▶ _What you need to do_
Answer these questions from the renal tubular acidosis lecture below.
(a) How many types of renal tubular acidosis are there?
(b) What blood HCO3 level is expected in patients with RTA type 1?
(c) What treatment is given for RTA type 1?

▶ _Selected passage_

######

In this lecture, we’re going to
review renal tubular acidosis.
This is a difficult topic to
address because it’s complicated.
But I’m going to try and
make it as basic as we can,
so we can understand the fundamental
aspects of this disease.
So it’s clear that we worry about
renal tubular acidosis in children
when they have non-gap acidosis but do
not have another cause such as diarrhea.
There are 4 types of
renal tubular acidosis,
types 1, 2, 3 and 4.
In general, you can think of these as
starting as most distal in the loop on Henle
and then going more proximal.
So type 1 is the farthest from the
glomerulus and type 4 is the closest.
I’m going to through these
types of RTA one at a time.
So let’s start with type 1 RTA.
Here is a renal tubule
collecting duct cell.
Remember, this is in the distal part
in the collecting duct of the kidney.
On the left side of the
slide is where the blood is
and on the right side of the
slide is where the urine is,
and the cell is the green box in
the middle that has the alpha.
In fact, this is the alpha
cell of the collecting duct.
Let’s look at what this cell is doing.
So in this alpha cell,
basically what’s happening is nitrogen
is travelling through the cell
and into the urine
in the form of NH3.
But that’s not all that’s happening,
also that NH3 is then binding
with a proton in the urine
and that’s combining to form the ammonia
ion, which is then being peed out.
To get that hydrogen out
of the collecting duct,
we have an ATP-powered proton pump.
So that ATP-powered proton pump is
responsible for getting the hydrogen out,
so that it can then bind with the NH3
which freely travel to the cell.
Additionally, another way
to get the protons out
is through a counter current
This protein which exchanges
a proton for a potassium
which is coming
back into the cell.
Here is the beta cell, this is
another cell in the collecting duct.
In this case, it is
exchanging negative ions
and in particular, it’s extruding a
bicarbonate or HCO3 negative ion
for a chloride negative ion.
So the problem in RTA type 1
is that there is an inhibition of
the activity of this ATP pump.
Essentially, protons are having
a hard time getting out.
This will cause a
Also, however, there is an up
regulation of this particular thing,
the exchange pump between the
bicarbonate and the chloride.
So what exactly is going on here?
Well, there is a mutation in
a gene in primary RTA type 1
or this can also happen
in acquired causes.
Examples would be patients with cirrhosis
or lupus or Sjogrens syndrome
or sickle cell or lithium
or amphotericin exposure.
So we can have primary or secondary causes
of this fundamental problem in
the cortical collecting duct.
Typically in patients with RTA type 1,
they will have a lowish HCO3 level in their
blood, around 15-20 would be expected.
Their urine pH should be high,
they should have basic urine
because they’re peeing out base
retaining acid and becoming acidotic.
Typically because potassium
reabsorption may be impaired,
these children may
have a low potassium.
Also, they may have hypercalciuria
as calcium may go out for the ride
and this can result
in renal stones.
In patients with secondary RTA type 1,
you will see signs to
their secondary disease.
So for a patient with lupus for
example, you might see the malar rash.
In general however, the way you
know a patient has RTA type 1
is that their urine
pH is usually high.
So the treatment is giving them bicitra.
We replace the bicarb that
they were otherwise losing.
Remember, bicitra is simply 2
bicarbonates stuck together.
If these patients do have
a loss of potassium,
we may supplement that,
but that’s not always needed as their
potassium loss is usually not too severe.

######

[Saved entries]

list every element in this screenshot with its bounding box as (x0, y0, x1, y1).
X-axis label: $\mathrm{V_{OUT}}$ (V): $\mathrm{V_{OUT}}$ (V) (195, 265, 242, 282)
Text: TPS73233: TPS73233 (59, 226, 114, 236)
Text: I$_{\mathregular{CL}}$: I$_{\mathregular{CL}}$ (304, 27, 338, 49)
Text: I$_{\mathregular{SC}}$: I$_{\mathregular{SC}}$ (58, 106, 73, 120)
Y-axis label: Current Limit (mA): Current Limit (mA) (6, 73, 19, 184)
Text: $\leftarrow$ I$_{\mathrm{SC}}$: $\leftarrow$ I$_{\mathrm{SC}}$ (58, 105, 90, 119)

######

▶ _Result below_
(a) Four: types 1, 2, 3 and 4.
(b) Around 15-20.
(c) Bicitra, which replaces the bicarbonate they were losing.